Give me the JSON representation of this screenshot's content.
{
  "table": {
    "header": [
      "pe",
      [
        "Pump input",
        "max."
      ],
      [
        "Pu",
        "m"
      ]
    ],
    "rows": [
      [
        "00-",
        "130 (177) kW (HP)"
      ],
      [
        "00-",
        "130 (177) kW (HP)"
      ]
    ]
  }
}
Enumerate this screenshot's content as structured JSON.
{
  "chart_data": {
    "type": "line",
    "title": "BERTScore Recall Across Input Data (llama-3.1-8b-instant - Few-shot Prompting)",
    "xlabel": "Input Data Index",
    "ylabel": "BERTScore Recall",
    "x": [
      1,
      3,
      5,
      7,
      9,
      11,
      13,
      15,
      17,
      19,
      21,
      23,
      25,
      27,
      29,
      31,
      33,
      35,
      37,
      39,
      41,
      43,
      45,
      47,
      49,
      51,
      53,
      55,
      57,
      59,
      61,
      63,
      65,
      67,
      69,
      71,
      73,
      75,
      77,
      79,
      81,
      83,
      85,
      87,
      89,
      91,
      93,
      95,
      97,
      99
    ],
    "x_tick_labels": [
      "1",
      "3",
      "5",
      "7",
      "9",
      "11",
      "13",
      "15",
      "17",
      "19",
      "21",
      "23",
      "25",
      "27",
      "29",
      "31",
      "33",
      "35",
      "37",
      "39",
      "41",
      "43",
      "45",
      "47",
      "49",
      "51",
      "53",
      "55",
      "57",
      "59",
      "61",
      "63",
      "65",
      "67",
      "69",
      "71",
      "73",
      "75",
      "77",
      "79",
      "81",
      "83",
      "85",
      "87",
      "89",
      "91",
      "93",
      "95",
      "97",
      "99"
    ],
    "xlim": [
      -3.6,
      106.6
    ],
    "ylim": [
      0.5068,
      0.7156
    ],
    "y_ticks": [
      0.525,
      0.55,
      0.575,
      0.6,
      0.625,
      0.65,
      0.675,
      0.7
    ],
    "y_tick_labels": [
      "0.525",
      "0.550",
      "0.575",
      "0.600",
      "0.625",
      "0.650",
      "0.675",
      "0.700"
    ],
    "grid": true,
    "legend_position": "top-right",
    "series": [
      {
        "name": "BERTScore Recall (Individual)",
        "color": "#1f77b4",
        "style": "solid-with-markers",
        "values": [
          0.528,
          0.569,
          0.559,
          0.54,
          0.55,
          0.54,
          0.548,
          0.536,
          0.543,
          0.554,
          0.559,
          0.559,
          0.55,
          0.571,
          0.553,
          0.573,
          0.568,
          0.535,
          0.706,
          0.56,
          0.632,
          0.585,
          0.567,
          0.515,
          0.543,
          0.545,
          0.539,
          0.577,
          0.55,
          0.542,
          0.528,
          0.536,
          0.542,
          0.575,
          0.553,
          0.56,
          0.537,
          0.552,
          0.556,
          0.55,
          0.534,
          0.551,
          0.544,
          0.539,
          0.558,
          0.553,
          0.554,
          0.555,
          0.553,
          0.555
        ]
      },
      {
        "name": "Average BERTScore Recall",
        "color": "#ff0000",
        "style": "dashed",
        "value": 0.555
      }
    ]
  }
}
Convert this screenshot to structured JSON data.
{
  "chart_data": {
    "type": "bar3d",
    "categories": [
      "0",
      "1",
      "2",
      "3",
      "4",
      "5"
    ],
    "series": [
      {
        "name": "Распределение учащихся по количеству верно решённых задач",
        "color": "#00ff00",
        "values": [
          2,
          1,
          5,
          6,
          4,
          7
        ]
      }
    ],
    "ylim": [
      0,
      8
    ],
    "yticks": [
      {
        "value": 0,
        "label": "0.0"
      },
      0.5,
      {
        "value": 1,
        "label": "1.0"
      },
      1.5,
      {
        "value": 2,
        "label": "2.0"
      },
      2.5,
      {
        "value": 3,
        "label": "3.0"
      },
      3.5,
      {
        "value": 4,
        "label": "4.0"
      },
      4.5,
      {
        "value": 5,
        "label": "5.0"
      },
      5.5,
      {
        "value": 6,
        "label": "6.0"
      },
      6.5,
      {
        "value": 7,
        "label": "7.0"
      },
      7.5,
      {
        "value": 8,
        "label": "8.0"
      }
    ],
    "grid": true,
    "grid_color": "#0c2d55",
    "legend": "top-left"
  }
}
══════════════════════════════
> _Required task_:
Transcribe exactly the line containing "Convert this screenshot" and all remaining lines of the material, ending with the last one.

> _Solved exercise_:
Convert this screenshot to structured JSON data.
{
  "chart_data": {
    "type": "bar3d",
    "categories": [
      "0",
      "1",
      "2",
      "3",
      "4",
      "5"
    ],
    "series": [
      {
        "name": "Распределение учащихся по количеству верно решённых задач",
        "color": "#00ff00",
        "values": [
          2,
          1,
          5,
          6,
          4,
          7
        ]
      }
    ],
    "ylim": [
      0,
      8
    ],
    "yticks": [
      {
        "value": 0,
        "label": "0.0"
      },
      0.5,
      {
        "value": 1,
        "label": "1.0"
      },
      1.5,
      {
        "value": 2,
        "label": "2.0"
      },
      2.5,
      {
        "value": 3,
        "label": "3.0"
      },
      3.5,
      {
        "value": 4,
        "label": "4.0"
      },
      4.5,
      {
        "value": 5,
        "label": "5.0"
      },
      5.5,
      {
        "value": 6,
        "label": "6.0"
      },
      6.5,
      {
        "value": 7,
        "label": "7.0"
      },
      7.5,
      {
        "value": 8,
        "label": "8.0"
      }
    ],
    "grid": true,
    "grid_color": "#0c2d55",
    "legend": "top-left"
  }
}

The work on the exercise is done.